How to Output Unicode Strings on the Windows Console

2018-06-10 05:17:38

there are already a few questions relating to this problem. I think my question is a bit different because I don't have an actual problem, I'm only asking out of academic interest. I know that Windows's implementation of UTF-16 is sometimes contradictory to the Unicode standard (eg collation) or closer to the old UCS-2 than to UTF-16, but I'll keep the “UTF-16” terminology here for reasons of simplicity.

Background: In Windows, everything is UTF-16. Regardless of whether you're dealing with the kernel, the graphics subsystem, the filesystem or whatever, you're passing UTF-16 strings. There are no locales or charsets in the Unix sense. For compatibility with medieval versions of Windows, there is a thing called “codepages” that is obsolete but nonetheless supported. AFAIK, there is only one correct and non-obsolete function to write strings to the console, namely WriteConsoleW , which takes an UTF-16 string. Also, a similar discussion applies to input streams, which I'll ignore, too.

__________________________________________________

Print the part of the Windows console post from "Background: In Windows, everything" to "I'll ignore, too." word for word.

**Data records:**
__________________________________________________

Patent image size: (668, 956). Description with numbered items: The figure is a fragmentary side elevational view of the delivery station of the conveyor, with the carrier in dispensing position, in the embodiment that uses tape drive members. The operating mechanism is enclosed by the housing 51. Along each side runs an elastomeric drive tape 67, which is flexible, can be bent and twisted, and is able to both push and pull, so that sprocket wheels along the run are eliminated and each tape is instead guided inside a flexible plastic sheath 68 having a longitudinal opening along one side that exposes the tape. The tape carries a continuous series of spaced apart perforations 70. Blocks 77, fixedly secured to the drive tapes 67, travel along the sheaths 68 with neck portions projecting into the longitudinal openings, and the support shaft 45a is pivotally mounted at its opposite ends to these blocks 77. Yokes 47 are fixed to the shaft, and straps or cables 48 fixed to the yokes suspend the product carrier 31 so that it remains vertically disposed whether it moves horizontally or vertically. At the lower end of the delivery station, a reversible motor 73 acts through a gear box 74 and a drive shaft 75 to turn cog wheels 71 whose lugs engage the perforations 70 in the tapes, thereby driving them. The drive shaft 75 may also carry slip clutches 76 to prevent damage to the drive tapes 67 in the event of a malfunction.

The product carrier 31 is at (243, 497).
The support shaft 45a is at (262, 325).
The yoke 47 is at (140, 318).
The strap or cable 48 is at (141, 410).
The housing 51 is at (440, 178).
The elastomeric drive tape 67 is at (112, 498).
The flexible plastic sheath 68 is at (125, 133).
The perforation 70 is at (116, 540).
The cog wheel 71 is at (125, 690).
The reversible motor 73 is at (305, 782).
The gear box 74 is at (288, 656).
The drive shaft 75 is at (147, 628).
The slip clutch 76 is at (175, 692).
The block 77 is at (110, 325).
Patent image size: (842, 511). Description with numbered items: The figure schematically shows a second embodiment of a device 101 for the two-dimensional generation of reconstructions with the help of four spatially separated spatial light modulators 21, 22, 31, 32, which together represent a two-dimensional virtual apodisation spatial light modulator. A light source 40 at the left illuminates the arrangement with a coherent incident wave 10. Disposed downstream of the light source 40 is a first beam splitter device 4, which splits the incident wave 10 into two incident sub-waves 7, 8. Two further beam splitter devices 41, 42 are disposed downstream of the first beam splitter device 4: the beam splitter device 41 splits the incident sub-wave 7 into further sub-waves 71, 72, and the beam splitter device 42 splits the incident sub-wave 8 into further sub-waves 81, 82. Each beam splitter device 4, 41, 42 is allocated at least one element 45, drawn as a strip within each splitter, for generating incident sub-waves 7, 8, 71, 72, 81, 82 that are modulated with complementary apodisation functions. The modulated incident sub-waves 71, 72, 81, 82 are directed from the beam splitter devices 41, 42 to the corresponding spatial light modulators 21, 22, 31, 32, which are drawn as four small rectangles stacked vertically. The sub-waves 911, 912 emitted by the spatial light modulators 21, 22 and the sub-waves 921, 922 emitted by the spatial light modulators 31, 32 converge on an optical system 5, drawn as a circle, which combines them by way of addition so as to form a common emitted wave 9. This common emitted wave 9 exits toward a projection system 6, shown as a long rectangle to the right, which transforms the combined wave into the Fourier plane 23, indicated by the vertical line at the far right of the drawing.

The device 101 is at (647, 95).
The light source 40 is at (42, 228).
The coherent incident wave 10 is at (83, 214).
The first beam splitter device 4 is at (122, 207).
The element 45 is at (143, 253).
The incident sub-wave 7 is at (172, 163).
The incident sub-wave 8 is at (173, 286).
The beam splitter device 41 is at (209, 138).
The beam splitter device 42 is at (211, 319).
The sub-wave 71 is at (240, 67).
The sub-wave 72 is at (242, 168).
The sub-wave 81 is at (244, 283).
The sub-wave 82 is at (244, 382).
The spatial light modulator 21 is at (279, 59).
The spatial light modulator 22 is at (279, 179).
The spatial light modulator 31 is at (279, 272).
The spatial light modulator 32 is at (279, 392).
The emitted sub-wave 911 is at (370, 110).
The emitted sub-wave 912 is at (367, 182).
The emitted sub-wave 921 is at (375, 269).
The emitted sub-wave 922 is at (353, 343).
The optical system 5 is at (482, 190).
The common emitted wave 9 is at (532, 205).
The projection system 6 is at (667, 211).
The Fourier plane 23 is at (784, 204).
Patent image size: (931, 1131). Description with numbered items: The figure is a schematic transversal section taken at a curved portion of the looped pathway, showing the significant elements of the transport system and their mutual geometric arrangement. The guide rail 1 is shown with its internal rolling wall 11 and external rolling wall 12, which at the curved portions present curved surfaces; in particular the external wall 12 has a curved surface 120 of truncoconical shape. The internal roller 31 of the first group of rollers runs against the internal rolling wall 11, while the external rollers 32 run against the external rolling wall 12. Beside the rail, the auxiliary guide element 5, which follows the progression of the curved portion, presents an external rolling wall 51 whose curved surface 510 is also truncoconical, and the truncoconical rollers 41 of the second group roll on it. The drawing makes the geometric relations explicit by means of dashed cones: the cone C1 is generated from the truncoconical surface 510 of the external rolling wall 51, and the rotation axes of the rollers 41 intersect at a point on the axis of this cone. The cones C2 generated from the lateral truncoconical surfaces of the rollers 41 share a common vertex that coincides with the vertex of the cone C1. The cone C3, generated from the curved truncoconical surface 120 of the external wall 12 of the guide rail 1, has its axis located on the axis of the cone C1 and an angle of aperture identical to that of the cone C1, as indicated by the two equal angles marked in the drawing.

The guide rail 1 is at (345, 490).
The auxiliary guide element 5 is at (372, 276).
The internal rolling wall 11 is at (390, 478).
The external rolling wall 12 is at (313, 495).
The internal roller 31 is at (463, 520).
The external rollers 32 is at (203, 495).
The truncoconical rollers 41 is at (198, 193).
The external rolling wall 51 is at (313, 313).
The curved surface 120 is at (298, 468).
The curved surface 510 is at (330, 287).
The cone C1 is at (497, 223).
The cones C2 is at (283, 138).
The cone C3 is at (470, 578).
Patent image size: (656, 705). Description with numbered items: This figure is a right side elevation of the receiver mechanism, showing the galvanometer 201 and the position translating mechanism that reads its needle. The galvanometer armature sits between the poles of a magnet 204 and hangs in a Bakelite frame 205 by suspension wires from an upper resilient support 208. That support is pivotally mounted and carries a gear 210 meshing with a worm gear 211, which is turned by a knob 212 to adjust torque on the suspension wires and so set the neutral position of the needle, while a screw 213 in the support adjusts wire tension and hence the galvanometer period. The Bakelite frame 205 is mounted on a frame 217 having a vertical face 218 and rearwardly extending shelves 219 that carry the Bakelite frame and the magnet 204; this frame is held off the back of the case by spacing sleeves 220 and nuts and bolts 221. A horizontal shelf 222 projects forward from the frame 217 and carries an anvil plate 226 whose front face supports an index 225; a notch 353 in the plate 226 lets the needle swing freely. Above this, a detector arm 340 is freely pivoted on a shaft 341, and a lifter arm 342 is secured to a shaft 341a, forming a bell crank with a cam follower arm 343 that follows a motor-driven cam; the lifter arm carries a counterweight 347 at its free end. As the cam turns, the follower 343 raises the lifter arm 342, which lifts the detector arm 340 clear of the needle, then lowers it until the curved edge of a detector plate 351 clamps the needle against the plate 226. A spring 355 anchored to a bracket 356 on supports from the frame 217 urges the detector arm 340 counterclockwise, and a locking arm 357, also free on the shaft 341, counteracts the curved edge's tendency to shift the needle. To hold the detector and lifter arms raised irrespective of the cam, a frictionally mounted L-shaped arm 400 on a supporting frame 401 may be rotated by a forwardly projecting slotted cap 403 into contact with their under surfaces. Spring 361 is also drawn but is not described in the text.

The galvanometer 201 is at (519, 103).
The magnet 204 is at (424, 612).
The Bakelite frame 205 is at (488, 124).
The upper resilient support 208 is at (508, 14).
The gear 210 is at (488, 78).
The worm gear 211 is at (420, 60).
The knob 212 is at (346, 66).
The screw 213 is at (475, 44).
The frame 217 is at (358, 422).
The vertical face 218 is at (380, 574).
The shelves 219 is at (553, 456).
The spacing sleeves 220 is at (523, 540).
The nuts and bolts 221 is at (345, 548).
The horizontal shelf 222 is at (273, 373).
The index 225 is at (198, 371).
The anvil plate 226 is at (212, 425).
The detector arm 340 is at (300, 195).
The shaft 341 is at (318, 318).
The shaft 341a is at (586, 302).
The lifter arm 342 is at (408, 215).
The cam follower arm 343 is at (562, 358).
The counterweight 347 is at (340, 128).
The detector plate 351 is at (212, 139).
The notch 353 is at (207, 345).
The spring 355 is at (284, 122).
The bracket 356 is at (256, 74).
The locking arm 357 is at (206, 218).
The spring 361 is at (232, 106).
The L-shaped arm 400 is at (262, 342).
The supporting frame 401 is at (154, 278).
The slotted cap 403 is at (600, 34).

__________________________________________________

**Response to the task:**
Background: In Windows, everything is UTF-16. Regardless of whether you're dealing with the kernel, the graphics subsystem, the filesystem or whatever, you're passing UTF-16 strings. There are no locales or charsets in the Unix sense. For compatibility with medieval versions of Windows, there is a thing called “codepages” that is obsolete but nonetheless supported. AFAIK, there is only one correct and non-obsolete function to write strings to the console, namely WriteConsoleW , which takes an UTF-16 string. Also, a similar discussion applies to input streams, which I'll ignore, too.